• **SUPPLIED DATA**
________
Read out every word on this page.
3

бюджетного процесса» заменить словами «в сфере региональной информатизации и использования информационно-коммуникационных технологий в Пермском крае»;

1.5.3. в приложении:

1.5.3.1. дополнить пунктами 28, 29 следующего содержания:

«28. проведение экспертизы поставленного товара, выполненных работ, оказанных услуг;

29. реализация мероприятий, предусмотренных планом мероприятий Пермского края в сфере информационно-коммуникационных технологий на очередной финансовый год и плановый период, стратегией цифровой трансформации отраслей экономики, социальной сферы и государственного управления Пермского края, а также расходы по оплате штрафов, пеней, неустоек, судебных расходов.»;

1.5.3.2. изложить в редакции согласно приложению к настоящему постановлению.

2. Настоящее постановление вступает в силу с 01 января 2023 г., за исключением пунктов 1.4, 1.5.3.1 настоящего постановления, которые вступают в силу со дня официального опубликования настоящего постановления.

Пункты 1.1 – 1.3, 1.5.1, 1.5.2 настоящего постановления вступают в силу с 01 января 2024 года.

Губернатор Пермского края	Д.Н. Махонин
________
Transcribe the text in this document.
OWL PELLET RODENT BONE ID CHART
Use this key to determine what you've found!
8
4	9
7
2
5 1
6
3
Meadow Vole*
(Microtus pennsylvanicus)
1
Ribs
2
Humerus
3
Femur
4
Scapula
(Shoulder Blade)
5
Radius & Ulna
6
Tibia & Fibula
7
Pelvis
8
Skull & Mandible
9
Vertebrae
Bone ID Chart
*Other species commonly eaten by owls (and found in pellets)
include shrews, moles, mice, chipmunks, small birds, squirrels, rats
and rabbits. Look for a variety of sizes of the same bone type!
________
• **YOUR OBJECTIVE**
Determine the number of lines in the records that include the string "силу", and respond with that number only.

• **RESULT OF THIS EXERCISE**
2